**Passage given**.
Oyakodon Shio at Toritō

I cannot stress this enough. Oyakodon at Toritō in the Inner Market of Tsukiji is a Tokyo must. For 160 years, they have been distributing chicken and duck across Japan, opened two spots inside Tsukiji a decade ago and have a strong loyal following. Toritō is the only place I’ve ever eaten oyakodon shio (親子丼塩), a version where the soy sauce is held back. The seasoning is so subtle, the sweetness of the yolk, the flavor of the chicken are prominent and the melty, creamy egg with the juicy chicken over a piping hot bowl of rice is so good it always makes me want cry. Chicken soup is mandatory – it’s the best chicken soup that’ll ever meet your mouth. 🐓🥚🐣🐥 Tokyo favorite! 

…found this post in my drafts and decided to publish. RIP Tsukiji but don’t fret, Toritō is still operating.

(Spatial layout data)
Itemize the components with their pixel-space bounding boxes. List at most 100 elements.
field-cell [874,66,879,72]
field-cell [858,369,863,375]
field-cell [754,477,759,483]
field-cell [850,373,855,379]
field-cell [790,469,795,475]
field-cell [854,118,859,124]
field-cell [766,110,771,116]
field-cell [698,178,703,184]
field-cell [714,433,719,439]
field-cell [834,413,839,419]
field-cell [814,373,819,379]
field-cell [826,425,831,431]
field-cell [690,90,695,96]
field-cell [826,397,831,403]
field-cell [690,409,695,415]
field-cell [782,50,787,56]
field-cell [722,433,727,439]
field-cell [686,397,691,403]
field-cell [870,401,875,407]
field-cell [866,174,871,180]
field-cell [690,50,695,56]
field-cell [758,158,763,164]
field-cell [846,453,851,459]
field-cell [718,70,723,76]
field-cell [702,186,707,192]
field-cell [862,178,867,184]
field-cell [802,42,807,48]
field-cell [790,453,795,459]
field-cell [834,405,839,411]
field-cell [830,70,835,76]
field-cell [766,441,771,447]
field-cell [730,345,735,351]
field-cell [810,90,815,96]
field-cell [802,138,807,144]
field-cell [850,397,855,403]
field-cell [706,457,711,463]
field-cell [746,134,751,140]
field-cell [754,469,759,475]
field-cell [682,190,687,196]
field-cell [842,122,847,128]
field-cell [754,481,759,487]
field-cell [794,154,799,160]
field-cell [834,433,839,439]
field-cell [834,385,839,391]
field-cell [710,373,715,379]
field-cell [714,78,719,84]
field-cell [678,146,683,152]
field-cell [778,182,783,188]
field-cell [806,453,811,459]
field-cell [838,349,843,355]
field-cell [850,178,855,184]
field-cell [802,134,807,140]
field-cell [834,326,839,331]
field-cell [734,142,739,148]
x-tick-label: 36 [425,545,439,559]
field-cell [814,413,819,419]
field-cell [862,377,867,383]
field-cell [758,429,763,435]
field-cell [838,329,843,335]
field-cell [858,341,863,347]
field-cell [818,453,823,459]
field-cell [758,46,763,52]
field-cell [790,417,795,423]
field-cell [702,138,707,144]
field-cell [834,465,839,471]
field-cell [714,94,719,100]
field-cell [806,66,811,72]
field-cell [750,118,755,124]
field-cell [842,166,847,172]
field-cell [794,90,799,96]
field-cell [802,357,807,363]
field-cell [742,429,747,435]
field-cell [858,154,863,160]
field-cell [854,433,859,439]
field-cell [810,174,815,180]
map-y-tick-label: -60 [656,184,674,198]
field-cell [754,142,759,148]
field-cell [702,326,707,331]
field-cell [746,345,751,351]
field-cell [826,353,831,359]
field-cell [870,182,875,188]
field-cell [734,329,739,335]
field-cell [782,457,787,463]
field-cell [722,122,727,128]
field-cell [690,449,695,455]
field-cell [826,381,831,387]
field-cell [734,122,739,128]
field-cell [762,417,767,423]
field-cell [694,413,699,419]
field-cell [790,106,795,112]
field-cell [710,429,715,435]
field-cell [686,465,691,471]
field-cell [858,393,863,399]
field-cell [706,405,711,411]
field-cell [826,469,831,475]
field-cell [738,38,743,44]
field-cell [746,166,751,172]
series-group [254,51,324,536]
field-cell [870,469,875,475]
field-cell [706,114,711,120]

**Task objective**. Reproduce the Toritō oyakodon post above in full, word for word, with its original punctuation and emoji intact.

**Full output**.
Oyakodon Shio at Toritō

I cannot stress this enough. Oyakodon at Toritō in the Inner Market of Tsukiji is a Tokyo must. For 160 years, they have been distributing chicken and duck across Japan, opened two spots inside Tsukiji a decade ago and have a strong loyal following. Toritō is the only place I’ve ever eaten oyakodon shio (親子丼塩), a version where the soy sauce is held back. The seasoning is so subtle, the sweetness of the yolk, the flavor of the chicken are prominent and the melty, creamy egg with the juicy chicken over a piping hot bowl of rice is so good it always makes me want cry. Chicken soup is mandatory – it’s the best chicken soup that’ll ever meet your mouth. 🐓🥚🐣🐥 Tokyo favorite! 

…found this post in my drafts and decided to publish. RIP Tsukiji but don’t fret, Toritō is still operating.